==== SUPPLIED MATERIAL
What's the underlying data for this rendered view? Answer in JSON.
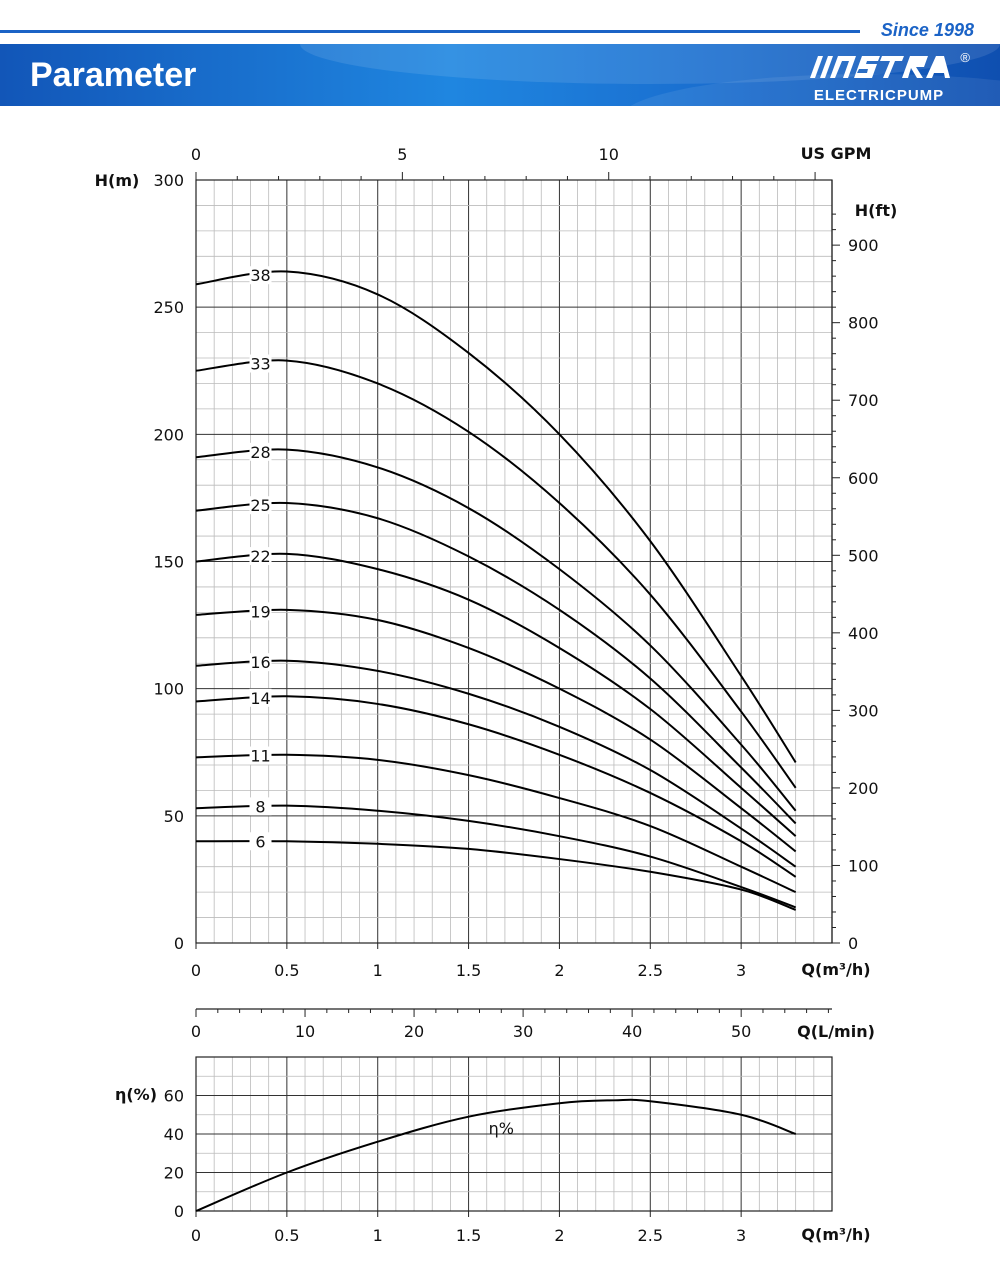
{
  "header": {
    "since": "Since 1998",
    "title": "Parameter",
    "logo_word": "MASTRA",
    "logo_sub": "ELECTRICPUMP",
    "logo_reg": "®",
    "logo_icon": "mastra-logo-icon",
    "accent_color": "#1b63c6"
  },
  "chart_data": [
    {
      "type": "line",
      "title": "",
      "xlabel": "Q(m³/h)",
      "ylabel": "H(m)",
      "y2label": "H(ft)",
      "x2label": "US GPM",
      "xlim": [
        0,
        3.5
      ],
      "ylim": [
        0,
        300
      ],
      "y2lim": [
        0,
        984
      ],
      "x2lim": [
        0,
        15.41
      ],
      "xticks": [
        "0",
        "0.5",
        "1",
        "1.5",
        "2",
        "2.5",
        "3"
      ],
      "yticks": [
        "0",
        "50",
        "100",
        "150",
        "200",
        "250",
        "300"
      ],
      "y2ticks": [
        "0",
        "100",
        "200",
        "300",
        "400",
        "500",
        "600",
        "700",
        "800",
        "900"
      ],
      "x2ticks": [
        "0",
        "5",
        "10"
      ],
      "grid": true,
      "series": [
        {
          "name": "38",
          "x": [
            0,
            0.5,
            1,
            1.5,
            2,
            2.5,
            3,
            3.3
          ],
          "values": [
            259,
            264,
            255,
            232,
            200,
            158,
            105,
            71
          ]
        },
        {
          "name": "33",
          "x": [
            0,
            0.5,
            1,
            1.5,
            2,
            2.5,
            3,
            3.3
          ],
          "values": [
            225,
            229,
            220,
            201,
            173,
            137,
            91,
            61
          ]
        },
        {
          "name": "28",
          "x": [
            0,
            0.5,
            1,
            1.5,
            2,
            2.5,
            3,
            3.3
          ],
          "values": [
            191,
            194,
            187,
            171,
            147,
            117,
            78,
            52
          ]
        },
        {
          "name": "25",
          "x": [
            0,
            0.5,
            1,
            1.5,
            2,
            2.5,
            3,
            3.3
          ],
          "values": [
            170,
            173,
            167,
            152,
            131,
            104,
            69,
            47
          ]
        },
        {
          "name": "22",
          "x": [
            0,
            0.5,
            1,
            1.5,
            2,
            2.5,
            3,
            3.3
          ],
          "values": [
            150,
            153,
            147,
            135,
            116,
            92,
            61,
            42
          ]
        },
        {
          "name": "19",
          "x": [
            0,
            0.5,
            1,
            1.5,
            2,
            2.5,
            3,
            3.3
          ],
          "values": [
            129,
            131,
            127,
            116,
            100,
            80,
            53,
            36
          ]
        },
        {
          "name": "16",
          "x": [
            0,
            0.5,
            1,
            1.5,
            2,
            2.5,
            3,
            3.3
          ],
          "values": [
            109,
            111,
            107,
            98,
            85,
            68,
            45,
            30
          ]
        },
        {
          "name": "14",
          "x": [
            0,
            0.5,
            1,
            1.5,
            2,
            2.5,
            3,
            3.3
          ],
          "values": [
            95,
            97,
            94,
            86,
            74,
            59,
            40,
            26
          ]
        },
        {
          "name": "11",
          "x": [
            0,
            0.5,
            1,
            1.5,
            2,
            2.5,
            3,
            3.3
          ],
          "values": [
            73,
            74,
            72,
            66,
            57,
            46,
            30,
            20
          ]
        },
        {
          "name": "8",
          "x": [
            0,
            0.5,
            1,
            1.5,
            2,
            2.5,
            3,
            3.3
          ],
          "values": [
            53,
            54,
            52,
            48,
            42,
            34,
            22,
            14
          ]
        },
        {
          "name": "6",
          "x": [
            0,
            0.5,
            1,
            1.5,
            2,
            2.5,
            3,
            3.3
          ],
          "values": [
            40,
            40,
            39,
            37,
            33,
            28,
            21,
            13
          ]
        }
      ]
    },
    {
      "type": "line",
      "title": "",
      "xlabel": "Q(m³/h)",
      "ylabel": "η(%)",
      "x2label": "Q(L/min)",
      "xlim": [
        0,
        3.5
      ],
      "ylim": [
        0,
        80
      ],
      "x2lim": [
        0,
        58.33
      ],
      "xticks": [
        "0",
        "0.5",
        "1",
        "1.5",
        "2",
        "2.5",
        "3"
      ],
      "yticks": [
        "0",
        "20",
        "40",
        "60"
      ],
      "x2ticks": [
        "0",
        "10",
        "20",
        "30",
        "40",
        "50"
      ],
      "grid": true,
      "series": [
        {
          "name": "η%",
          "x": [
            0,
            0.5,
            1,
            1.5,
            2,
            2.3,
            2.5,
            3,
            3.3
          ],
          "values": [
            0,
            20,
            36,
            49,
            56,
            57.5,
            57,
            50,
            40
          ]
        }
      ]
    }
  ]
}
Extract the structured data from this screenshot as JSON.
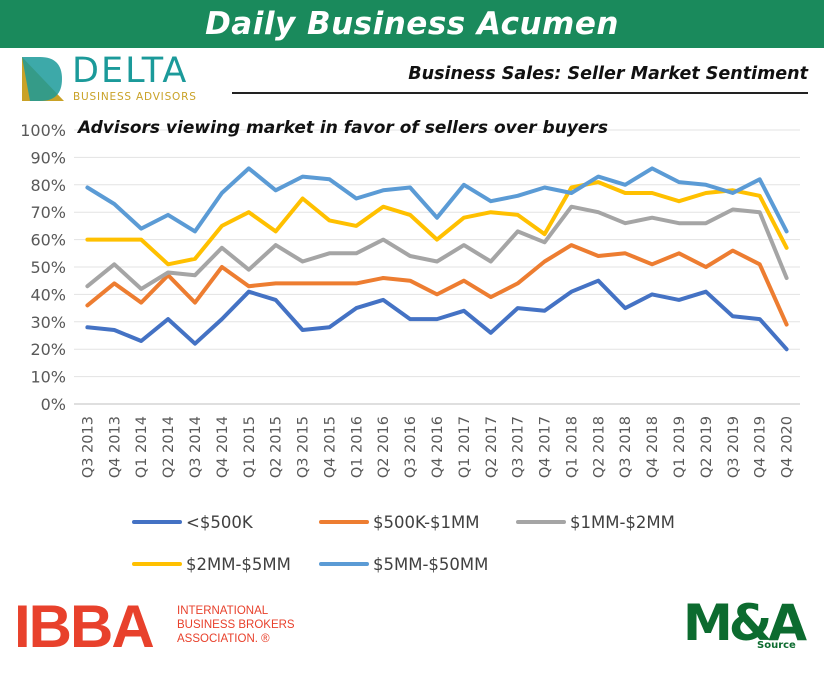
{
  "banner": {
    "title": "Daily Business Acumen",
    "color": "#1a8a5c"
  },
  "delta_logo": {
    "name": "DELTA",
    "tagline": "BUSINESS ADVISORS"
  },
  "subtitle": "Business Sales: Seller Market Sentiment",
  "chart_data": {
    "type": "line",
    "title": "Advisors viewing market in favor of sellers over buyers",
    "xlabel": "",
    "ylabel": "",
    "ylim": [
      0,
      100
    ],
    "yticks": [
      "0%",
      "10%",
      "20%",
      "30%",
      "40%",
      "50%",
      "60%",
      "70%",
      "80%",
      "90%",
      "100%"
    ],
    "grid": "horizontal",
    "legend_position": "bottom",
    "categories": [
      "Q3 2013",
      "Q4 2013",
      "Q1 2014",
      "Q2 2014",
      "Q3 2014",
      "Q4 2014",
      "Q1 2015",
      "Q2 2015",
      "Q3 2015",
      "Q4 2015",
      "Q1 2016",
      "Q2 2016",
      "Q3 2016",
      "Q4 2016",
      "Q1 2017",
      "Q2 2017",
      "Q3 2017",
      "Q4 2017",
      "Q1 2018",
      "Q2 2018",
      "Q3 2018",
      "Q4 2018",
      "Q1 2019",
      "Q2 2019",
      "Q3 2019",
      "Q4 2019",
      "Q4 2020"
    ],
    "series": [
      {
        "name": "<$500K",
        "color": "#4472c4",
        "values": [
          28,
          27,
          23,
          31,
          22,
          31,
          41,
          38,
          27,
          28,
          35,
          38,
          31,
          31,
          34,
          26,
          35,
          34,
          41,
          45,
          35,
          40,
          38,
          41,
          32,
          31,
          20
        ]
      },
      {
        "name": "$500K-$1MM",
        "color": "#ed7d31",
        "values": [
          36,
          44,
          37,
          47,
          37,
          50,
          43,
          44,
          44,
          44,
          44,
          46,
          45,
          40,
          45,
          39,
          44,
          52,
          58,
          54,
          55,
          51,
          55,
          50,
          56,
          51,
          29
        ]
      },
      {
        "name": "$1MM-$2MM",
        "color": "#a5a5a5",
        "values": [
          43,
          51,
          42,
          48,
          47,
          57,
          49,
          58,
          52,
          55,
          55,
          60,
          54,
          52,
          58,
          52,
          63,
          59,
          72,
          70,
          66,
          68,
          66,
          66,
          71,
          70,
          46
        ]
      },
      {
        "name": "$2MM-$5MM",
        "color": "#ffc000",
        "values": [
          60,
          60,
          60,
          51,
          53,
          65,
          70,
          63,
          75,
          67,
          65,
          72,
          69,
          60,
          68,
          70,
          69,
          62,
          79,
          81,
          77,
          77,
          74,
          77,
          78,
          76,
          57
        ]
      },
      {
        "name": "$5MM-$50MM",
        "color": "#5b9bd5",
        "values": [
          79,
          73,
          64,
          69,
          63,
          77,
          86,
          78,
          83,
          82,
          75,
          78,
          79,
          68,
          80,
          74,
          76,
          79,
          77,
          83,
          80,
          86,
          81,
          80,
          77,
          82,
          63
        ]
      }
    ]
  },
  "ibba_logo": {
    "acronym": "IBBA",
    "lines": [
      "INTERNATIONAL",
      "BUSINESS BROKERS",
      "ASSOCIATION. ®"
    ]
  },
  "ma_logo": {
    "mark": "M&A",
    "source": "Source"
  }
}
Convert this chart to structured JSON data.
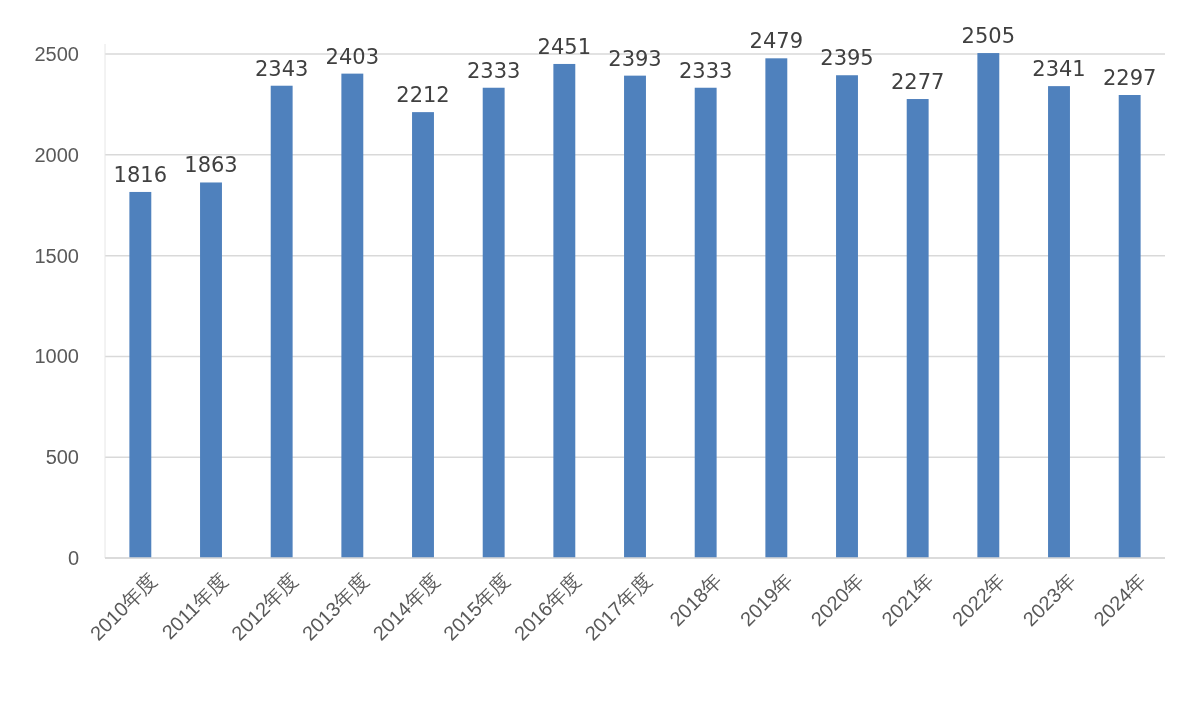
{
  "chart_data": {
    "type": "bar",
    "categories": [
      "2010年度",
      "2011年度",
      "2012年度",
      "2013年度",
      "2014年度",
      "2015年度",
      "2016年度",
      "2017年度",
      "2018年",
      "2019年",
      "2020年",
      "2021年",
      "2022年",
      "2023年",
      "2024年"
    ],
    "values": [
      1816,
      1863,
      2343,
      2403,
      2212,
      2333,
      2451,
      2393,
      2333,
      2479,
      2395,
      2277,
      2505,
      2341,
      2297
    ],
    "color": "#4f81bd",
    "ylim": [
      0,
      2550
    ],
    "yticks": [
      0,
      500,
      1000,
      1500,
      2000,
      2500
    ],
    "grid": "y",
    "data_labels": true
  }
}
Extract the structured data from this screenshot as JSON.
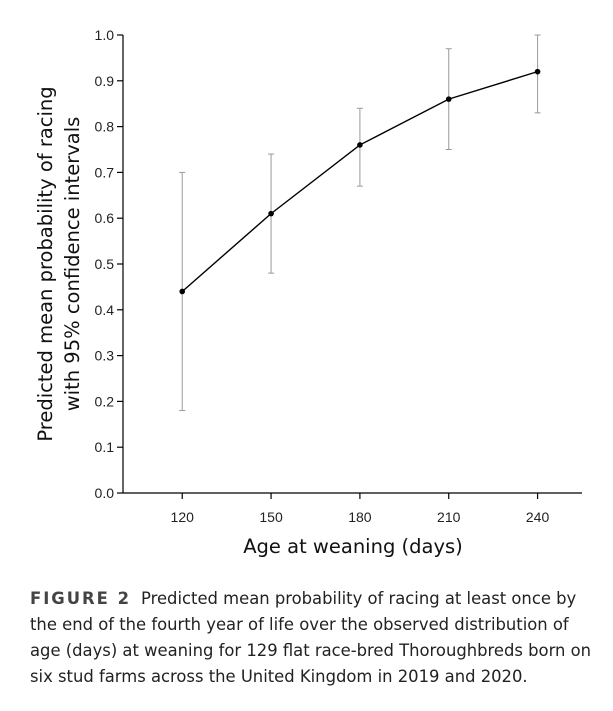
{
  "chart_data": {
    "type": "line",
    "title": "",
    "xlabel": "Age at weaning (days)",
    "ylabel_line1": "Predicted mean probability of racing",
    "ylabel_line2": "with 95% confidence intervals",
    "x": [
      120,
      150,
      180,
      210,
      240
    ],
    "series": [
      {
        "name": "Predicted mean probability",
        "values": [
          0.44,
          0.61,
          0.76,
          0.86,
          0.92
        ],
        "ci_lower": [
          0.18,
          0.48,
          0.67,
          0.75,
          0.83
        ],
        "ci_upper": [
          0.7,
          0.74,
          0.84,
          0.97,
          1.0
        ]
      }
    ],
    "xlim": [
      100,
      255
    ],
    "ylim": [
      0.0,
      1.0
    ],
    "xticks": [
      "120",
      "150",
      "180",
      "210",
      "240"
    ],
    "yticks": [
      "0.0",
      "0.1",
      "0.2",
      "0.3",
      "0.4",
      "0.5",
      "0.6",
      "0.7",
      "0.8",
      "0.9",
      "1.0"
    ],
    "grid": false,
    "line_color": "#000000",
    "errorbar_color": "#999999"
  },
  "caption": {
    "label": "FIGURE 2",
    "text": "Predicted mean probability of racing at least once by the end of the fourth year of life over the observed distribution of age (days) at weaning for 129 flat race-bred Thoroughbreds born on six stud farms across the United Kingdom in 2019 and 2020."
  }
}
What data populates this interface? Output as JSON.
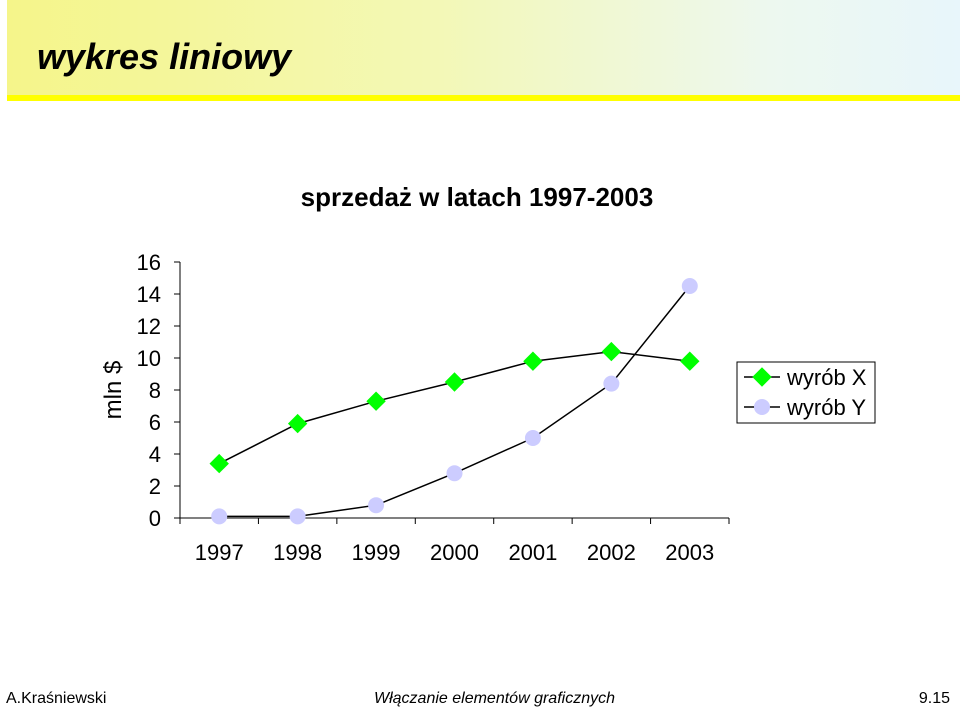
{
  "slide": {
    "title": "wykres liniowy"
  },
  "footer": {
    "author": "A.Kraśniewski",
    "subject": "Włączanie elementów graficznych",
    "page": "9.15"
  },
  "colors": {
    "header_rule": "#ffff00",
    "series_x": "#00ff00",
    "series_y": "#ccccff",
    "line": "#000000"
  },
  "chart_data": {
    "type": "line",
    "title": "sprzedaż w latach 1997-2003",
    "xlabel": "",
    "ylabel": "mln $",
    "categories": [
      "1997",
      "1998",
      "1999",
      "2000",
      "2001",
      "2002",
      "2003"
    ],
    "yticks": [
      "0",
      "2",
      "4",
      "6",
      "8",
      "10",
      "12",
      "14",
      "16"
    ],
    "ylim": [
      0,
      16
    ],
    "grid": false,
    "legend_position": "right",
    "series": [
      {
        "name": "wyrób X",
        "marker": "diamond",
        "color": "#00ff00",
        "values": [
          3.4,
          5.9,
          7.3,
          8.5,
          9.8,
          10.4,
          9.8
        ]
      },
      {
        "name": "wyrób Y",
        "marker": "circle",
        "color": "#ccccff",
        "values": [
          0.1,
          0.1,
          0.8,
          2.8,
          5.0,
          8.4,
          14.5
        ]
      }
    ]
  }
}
========
## PROBLEM TO WORK ON:
Extract all lines containing the word "mean".

## IN RESPONSE:
    "ylabel_line1": "Predicted mean probability of racing",
        "name": "Predicted mean probability",
    "text": "Predicted mean probability of racing at least once by the end of the fourth year of life over the observed distribution of age (days) at weaning for 129 flat race-bred Thoroughbreds born on six stud farms across the United Kingdom in 2019 and 2020."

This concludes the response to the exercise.